*** The input ***

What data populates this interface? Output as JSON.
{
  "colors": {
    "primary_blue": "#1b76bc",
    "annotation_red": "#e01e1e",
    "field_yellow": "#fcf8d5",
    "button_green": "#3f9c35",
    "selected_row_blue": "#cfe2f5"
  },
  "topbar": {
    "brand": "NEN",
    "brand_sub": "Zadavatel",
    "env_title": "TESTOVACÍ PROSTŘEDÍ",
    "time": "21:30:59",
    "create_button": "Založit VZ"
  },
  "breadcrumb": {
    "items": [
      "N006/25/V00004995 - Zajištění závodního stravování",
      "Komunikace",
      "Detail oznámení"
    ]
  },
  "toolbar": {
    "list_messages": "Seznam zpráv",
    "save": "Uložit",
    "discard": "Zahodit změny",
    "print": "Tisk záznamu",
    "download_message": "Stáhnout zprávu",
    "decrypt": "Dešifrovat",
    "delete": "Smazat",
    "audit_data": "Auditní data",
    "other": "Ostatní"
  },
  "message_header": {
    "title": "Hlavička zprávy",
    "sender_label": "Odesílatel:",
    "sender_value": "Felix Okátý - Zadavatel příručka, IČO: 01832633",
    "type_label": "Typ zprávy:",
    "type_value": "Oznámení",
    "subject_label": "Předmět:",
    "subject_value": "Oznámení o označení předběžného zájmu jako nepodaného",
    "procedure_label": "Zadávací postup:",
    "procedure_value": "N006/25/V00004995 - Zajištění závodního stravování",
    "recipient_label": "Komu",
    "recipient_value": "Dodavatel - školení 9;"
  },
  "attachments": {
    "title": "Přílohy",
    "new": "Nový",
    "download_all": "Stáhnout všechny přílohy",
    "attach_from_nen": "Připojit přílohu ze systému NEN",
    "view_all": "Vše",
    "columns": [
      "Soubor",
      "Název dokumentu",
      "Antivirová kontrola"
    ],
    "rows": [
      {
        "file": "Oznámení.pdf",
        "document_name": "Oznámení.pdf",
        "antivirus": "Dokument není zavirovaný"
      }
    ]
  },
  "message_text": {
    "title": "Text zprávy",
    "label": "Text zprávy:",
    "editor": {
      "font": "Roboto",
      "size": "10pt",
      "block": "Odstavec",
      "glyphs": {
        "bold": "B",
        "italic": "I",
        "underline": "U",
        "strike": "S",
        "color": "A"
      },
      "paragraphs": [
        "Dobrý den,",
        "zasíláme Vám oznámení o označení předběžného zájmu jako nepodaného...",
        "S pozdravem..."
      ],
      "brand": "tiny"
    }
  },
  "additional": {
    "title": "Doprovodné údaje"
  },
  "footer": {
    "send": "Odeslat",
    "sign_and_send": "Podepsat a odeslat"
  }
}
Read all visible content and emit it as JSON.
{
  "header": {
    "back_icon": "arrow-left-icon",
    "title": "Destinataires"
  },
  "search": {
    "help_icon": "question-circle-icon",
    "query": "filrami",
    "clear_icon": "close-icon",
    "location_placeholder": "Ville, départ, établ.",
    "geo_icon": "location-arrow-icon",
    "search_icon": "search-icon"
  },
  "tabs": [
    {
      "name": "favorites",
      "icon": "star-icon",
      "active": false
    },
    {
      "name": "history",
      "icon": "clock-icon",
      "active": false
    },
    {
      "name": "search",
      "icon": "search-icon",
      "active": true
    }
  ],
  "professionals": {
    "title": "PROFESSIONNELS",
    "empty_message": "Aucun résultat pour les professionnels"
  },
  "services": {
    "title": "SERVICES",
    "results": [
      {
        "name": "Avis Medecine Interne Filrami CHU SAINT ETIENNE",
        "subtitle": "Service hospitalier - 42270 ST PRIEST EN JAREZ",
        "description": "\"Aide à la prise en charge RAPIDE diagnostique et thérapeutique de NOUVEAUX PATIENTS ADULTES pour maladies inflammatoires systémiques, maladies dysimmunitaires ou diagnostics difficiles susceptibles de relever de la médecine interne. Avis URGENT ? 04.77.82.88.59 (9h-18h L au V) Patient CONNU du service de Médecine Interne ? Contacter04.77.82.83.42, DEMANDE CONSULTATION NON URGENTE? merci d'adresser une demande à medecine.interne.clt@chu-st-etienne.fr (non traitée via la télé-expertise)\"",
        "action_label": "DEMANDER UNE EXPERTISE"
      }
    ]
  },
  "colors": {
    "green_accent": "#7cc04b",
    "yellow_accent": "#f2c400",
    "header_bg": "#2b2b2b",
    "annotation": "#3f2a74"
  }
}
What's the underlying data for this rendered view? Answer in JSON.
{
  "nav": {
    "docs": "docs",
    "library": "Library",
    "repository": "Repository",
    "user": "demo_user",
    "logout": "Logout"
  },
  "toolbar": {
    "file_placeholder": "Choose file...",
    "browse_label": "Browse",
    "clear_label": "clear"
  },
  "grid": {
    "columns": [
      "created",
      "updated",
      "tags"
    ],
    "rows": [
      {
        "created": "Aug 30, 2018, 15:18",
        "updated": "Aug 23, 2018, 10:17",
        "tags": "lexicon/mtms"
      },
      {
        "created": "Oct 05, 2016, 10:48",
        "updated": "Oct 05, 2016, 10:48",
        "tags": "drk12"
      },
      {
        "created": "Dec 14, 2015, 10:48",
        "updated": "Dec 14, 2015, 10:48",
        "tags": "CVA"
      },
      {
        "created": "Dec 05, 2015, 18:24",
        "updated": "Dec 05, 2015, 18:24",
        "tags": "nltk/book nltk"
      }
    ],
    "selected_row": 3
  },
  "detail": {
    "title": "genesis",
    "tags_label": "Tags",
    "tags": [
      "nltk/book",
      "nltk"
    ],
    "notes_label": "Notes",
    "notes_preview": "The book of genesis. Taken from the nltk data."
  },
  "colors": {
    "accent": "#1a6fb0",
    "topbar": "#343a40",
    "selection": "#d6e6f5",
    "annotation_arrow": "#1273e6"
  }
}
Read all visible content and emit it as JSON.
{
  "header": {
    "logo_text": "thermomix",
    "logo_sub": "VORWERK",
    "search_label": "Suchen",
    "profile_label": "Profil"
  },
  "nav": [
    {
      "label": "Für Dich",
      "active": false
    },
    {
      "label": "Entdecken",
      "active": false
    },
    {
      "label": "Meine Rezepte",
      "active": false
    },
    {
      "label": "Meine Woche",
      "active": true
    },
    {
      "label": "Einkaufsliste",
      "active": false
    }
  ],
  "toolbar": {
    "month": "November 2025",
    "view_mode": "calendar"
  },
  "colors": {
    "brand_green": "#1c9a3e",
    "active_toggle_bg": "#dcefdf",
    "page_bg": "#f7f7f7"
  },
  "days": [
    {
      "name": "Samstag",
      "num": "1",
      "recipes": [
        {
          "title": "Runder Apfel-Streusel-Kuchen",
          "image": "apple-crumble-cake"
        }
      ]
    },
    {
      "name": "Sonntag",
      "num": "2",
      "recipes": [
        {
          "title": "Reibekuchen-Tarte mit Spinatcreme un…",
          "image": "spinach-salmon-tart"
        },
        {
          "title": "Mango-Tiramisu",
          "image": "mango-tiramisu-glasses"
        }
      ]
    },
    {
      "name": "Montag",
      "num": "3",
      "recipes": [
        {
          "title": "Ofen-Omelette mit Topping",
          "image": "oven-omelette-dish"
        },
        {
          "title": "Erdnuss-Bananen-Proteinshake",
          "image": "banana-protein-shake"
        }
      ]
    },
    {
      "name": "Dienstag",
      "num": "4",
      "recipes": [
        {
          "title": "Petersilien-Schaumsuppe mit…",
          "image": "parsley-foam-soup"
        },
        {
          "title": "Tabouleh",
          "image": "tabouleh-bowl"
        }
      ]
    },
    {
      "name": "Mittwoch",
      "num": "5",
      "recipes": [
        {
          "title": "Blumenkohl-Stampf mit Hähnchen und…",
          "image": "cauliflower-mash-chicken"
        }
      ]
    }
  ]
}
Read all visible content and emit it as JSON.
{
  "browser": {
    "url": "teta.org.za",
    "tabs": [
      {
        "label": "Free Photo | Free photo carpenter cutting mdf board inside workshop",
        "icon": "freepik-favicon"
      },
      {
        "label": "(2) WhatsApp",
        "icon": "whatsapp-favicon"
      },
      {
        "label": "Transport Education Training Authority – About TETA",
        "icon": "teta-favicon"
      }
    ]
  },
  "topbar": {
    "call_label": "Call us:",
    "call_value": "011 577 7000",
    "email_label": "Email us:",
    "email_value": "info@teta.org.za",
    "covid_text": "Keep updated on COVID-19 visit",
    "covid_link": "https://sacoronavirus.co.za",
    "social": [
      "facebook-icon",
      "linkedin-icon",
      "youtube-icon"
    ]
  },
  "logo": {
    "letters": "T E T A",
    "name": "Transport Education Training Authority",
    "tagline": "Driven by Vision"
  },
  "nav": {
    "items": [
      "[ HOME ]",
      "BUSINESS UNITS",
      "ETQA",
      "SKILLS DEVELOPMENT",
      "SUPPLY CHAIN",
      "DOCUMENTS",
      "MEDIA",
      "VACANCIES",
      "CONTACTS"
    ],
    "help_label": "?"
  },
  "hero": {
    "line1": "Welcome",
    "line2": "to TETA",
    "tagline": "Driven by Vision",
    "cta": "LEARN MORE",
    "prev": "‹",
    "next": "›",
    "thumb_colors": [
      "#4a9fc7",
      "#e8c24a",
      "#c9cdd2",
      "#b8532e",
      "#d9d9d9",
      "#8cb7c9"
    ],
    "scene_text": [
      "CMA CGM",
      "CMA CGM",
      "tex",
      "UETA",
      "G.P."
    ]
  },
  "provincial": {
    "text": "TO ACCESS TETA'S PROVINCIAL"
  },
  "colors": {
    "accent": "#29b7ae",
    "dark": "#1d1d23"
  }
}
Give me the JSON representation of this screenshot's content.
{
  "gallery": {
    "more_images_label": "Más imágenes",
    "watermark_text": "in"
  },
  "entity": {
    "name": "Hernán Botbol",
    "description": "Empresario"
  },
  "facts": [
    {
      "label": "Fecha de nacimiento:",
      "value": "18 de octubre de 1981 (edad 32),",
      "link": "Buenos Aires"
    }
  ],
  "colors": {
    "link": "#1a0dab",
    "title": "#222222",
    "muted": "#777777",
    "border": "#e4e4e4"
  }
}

*** End of The input ***

◆ What you need to do: Gather from the records above every line containing the string "Transport".

◆ Answer for the task:
        "label": "Transport Education Training Authority – About TETA",
    "name": "Transport Education Training Authority",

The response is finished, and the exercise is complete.